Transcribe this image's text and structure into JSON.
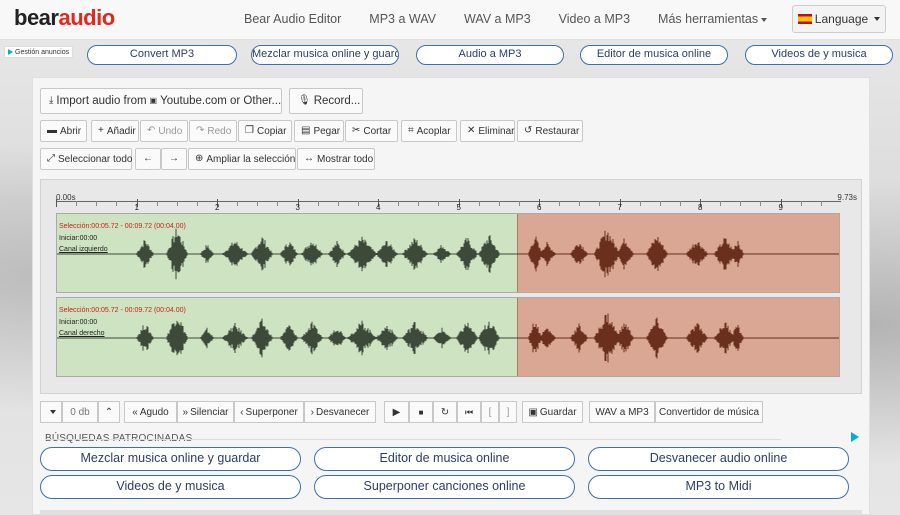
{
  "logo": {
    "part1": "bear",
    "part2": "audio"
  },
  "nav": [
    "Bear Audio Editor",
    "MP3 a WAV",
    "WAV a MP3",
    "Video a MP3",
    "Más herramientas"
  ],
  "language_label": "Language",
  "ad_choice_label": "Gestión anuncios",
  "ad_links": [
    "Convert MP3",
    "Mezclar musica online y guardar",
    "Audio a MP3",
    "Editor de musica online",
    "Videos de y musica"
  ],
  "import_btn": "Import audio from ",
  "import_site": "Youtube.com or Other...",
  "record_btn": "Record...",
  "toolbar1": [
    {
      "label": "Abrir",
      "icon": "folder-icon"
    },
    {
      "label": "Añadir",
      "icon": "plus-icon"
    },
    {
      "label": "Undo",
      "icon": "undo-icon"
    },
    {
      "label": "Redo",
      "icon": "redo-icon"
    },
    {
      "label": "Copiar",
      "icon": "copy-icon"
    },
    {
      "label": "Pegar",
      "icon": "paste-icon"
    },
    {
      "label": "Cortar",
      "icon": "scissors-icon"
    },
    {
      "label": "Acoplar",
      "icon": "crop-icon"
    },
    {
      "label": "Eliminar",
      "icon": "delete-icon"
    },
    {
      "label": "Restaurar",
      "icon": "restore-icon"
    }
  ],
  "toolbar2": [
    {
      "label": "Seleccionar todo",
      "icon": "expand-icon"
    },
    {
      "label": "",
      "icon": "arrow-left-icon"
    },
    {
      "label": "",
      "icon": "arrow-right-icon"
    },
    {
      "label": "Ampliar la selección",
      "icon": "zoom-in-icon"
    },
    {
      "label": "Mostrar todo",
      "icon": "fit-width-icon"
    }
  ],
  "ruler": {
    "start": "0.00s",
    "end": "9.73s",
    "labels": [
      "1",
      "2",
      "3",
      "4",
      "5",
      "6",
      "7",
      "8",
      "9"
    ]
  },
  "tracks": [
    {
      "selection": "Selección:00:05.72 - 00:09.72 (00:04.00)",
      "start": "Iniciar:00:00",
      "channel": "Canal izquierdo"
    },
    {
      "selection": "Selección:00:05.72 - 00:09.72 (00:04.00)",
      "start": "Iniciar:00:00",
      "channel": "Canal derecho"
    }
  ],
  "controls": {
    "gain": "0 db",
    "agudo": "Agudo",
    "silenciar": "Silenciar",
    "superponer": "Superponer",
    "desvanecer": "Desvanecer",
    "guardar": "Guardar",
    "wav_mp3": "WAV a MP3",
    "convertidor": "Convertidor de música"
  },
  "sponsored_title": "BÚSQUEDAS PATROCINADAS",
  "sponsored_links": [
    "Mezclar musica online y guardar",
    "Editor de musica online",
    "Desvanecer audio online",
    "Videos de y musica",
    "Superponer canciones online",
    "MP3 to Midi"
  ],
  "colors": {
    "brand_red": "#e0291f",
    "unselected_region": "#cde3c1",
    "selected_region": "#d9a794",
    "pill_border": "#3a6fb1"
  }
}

○ ○ ○ ○ ○ ○ ○

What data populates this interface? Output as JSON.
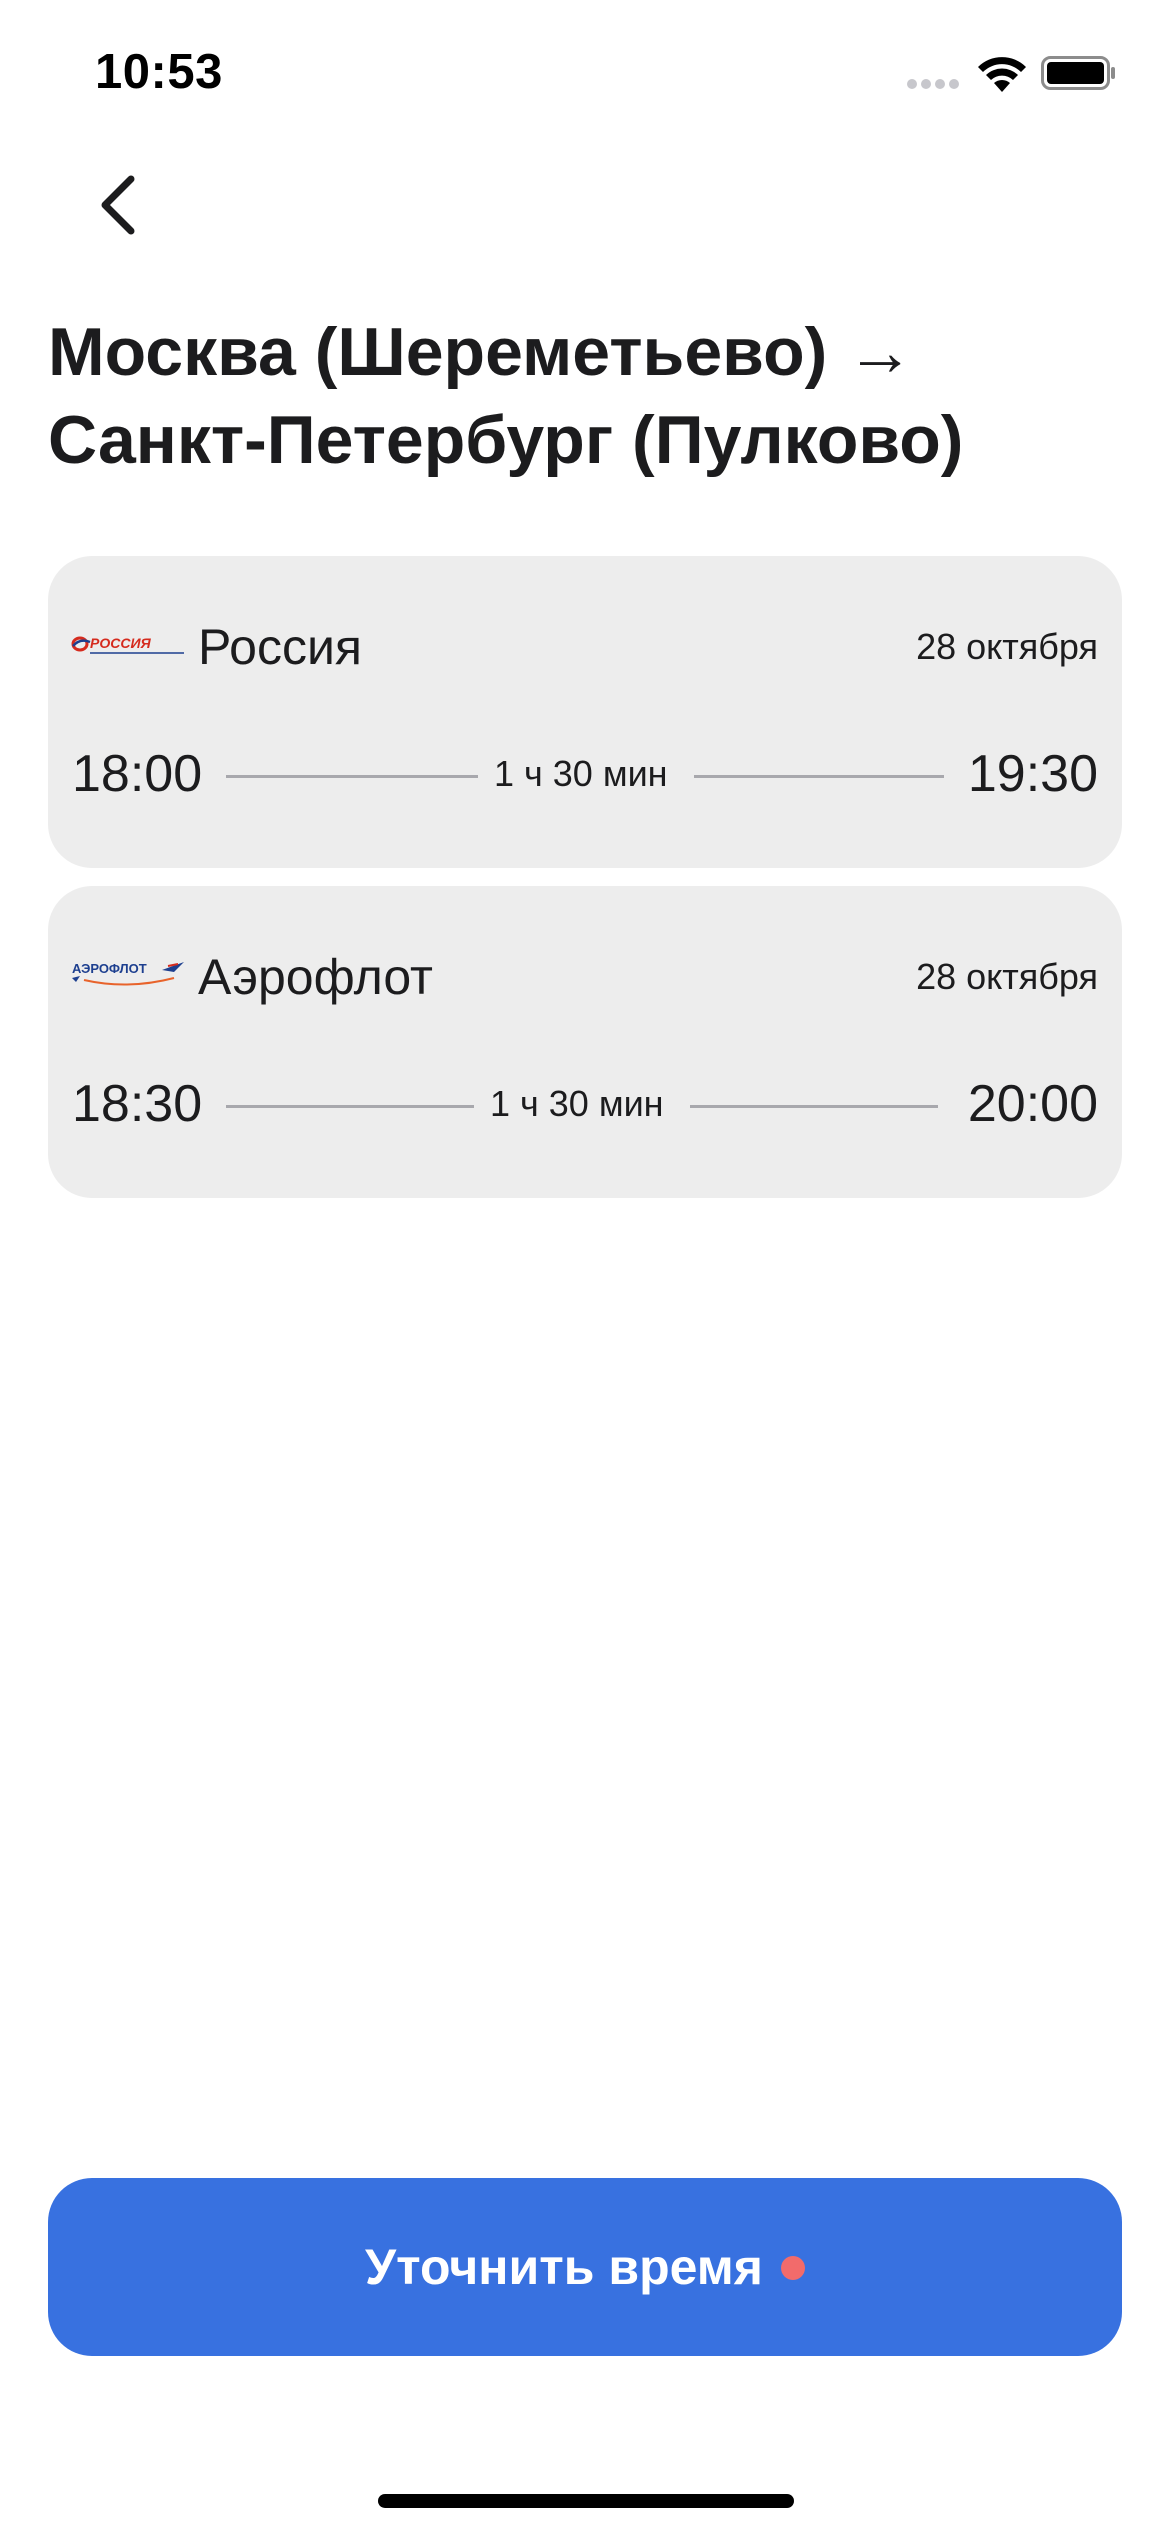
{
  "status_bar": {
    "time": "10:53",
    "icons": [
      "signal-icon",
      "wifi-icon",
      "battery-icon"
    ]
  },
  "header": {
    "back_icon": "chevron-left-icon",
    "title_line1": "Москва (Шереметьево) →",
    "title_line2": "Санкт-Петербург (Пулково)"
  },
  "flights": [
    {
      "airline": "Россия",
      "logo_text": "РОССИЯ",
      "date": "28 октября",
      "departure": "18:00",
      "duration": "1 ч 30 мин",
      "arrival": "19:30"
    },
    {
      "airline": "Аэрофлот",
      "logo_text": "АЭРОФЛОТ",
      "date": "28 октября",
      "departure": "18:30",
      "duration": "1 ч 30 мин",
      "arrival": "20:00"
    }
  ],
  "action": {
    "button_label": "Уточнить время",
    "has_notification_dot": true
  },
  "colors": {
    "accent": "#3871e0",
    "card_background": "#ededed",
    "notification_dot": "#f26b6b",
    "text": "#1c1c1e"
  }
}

○ ○ ○ ○ ○ ○ ○

Search the data above for the word "channel", then gather each line in which it appears.

## Exercise result
      "channel": "Canal izquierdo"
      "channel": "Canal derecho"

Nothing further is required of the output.